• **What you need to do**: Below are the records. List every line holding the word "Created".

• • •

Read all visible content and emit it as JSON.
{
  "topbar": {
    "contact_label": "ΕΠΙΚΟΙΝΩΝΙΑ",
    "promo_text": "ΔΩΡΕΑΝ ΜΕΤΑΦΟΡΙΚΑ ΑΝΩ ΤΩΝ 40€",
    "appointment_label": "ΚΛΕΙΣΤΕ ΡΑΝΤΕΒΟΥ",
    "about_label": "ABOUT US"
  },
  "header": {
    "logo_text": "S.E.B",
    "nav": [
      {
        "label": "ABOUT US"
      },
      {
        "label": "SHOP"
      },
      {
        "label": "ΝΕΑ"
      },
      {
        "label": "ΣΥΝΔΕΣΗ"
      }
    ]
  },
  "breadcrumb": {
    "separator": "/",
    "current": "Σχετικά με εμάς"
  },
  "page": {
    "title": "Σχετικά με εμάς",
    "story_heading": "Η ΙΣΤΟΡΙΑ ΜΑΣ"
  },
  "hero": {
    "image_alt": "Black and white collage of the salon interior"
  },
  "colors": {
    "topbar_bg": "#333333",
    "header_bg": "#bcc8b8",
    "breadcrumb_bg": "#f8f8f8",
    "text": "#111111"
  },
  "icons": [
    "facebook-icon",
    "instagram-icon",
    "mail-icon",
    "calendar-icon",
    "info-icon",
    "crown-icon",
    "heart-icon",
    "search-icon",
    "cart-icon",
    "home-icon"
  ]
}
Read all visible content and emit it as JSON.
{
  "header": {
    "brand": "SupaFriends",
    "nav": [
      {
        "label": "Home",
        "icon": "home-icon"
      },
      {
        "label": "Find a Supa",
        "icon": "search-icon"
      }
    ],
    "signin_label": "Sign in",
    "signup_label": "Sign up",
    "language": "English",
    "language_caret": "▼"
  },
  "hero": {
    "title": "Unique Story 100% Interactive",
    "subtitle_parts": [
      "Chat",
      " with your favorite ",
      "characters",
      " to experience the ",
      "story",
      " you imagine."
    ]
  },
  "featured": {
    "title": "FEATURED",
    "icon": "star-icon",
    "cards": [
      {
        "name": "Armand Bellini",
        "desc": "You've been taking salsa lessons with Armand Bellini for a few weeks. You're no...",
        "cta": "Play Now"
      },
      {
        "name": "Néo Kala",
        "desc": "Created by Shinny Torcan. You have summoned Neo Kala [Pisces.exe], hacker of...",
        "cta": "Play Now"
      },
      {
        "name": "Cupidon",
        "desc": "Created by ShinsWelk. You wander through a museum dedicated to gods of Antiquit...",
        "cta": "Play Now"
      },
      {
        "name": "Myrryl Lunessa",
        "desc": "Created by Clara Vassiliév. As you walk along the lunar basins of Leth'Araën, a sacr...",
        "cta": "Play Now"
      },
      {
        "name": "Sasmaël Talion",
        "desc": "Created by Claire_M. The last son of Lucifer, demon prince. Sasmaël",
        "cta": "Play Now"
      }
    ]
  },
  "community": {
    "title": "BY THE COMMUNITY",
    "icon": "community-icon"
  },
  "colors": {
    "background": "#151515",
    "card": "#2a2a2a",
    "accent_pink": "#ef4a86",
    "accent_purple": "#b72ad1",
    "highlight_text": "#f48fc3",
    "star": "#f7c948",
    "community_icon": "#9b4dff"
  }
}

• • •

• **Exercise result**:
        "desc": "Created by Shinny Torcan. You have summoned Neo Kala [Pisces.exe], hacker of...",
        "desc": "Created by ShinsWelk. You wander through a museum dedicated to gods of Antiquit...",
        "desc": "Created by Clara Vassiliév. As you walk along the lunar basins of Leth'Araën, a sacr...",
        "desc": "Created by Claire_M. The last son of Lucifer, demon prince. Sasmaël",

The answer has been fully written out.